- [Required task]:
Records follow. Pull out every line that contains "JSON".

++++++++++

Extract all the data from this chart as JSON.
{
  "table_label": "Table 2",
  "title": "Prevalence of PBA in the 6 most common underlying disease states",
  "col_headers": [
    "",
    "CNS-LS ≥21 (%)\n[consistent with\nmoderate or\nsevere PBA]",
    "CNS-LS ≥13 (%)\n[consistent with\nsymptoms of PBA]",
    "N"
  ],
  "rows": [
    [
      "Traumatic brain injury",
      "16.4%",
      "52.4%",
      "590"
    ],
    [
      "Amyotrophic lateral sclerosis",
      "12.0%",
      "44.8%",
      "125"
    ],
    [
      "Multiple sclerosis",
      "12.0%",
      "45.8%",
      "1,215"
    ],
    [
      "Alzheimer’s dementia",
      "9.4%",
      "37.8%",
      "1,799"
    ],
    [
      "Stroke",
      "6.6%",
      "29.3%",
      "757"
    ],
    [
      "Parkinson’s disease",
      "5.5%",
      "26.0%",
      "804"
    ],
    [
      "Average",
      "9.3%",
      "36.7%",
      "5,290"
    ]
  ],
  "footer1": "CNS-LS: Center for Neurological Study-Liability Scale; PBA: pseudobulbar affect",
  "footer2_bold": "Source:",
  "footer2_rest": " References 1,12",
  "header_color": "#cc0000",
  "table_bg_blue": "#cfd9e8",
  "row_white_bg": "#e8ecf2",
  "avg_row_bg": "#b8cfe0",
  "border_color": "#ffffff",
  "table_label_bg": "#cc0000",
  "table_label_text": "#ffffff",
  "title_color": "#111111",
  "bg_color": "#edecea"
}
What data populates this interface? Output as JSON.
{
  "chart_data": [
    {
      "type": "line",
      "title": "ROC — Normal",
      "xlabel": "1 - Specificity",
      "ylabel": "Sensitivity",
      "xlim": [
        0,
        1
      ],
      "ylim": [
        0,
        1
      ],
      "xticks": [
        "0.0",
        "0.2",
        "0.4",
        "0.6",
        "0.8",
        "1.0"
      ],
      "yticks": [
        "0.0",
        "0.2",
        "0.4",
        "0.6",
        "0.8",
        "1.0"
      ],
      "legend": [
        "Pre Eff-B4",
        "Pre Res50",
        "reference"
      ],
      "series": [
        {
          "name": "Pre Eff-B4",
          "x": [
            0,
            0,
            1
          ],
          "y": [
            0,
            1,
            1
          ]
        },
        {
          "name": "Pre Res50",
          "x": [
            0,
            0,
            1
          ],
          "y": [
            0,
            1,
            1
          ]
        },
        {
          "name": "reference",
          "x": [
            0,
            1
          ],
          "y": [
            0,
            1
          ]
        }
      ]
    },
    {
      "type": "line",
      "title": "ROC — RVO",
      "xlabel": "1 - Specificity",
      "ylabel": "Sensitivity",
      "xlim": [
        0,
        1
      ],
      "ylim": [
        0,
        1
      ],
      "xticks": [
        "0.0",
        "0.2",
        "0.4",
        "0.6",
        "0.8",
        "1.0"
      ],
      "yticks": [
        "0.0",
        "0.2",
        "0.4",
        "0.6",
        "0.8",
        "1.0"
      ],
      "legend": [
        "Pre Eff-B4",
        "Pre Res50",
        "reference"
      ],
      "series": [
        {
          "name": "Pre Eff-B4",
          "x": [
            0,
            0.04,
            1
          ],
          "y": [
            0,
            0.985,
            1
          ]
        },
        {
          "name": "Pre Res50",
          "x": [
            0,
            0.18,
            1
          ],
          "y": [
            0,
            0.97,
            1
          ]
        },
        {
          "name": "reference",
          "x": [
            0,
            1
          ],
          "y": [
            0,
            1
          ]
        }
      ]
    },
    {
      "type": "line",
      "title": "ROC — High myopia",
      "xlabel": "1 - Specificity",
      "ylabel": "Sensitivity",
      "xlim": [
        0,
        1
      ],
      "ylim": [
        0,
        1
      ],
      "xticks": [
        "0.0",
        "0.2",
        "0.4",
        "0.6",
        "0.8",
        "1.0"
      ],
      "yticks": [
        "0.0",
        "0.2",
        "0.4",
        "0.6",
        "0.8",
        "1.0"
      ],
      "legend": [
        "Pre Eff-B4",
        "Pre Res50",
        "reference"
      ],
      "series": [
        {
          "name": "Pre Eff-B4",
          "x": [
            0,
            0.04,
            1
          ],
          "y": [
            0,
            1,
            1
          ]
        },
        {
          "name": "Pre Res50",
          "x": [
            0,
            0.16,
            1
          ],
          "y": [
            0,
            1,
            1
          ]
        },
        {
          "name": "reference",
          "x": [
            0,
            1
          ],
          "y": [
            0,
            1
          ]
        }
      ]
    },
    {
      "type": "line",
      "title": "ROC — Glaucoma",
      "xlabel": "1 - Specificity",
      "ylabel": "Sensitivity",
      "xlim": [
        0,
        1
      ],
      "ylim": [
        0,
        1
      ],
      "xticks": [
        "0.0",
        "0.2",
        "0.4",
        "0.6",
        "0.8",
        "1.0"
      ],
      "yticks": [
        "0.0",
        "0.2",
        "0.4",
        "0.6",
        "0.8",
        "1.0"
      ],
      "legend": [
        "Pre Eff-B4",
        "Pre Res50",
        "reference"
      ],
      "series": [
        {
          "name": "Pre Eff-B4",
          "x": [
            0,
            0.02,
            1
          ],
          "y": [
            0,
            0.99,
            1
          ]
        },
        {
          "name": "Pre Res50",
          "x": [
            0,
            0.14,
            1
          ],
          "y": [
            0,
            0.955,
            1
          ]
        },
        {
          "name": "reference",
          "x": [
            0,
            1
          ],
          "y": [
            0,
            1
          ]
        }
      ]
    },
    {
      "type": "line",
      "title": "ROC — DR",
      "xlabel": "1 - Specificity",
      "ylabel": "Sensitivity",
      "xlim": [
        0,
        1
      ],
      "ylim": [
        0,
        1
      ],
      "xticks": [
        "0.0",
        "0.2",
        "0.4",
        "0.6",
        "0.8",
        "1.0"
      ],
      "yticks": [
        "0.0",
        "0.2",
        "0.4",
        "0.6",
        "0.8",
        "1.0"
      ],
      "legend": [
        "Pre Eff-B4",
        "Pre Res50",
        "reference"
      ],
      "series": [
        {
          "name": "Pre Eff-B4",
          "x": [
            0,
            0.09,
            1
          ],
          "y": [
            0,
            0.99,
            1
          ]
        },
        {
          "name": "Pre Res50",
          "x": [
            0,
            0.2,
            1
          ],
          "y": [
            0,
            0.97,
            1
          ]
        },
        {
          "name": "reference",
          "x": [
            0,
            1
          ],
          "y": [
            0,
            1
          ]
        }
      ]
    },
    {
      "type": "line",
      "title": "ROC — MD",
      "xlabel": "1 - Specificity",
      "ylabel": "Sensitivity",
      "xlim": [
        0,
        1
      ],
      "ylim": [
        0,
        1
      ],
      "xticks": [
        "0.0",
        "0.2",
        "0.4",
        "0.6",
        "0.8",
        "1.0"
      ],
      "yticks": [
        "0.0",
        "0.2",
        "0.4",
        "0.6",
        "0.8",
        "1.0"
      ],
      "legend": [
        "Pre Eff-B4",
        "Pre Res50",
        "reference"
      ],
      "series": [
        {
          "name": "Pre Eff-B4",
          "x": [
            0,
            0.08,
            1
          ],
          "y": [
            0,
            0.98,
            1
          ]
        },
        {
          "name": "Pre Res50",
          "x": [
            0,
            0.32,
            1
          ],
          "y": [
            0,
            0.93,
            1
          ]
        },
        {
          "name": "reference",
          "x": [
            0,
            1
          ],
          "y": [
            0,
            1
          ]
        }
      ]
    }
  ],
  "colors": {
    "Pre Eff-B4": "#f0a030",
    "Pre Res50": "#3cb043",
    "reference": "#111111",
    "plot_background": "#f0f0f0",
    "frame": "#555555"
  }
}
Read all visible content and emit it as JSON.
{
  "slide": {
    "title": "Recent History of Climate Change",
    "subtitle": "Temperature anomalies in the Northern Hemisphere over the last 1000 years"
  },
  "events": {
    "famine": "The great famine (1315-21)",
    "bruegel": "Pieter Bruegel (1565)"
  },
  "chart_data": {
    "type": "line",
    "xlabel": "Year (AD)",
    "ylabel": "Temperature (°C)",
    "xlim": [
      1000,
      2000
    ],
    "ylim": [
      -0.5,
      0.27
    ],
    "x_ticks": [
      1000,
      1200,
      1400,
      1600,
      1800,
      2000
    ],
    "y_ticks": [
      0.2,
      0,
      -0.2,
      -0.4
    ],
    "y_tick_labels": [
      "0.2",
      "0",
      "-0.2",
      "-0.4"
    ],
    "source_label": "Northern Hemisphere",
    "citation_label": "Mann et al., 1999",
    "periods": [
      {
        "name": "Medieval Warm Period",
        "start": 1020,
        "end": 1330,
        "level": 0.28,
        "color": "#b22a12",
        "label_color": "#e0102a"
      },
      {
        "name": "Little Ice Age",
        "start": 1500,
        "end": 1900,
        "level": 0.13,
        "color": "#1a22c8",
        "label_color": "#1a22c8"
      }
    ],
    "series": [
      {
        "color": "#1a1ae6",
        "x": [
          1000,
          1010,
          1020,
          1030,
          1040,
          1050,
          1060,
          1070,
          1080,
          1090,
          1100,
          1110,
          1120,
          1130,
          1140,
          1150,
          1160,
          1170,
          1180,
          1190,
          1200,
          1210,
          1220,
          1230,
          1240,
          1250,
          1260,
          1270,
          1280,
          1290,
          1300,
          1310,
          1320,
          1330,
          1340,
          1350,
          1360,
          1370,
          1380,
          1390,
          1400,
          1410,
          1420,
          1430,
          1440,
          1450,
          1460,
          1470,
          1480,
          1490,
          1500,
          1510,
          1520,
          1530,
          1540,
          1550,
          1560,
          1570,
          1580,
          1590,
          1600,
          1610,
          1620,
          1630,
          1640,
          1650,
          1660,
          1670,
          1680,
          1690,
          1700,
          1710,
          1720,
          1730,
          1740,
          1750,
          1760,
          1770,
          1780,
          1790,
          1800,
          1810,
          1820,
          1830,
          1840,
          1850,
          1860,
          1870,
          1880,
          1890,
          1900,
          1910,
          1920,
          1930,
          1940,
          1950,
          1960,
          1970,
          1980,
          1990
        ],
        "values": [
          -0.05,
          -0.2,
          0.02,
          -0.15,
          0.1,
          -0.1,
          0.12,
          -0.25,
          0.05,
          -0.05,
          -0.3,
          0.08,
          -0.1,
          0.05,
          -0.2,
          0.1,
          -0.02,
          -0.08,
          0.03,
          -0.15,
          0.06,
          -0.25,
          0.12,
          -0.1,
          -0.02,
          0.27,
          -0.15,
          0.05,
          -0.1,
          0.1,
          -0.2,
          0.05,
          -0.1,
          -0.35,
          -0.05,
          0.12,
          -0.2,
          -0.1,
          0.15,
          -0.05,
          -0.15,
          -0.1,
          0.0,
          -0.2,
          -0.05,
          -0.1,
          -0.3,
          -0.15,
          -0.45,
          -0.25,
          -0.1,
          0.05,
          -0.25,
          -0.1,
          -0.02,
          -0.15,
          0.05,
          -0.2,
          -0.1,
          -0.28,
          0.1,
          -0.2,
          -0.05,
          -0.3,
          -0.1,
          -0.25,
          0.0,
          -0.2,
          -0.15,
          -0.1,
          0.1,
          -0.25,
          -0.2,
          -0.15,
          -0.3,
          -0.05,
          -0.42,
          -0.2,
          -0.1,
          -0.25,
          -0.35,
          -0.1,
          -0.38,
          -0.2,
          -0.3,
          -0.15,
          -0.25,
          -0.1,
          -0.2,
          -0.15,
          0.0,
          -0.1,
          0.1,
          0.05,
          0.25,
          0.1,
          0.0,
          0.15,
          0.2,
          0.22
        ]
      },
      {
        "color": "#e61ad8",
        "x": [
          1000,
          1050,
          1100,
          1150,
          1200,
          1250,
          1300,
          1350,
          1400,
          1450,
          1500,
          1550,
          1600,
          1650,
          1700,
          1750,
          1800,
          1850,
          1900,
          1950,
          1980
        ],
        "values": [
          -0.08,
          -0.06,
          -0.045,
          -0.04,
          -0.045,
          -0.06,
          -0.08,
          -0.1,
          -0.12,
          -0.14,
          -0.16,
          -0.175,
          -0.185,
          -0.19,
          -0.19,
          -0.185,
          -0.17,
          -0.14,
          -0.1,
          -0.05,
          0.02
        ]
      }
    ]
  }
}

++++++++++

- [Output of the task]:
Extract all the data from this chart as JSON.
What data populates this interface? Output as JSON.
Read all visible content and emit it as JSON.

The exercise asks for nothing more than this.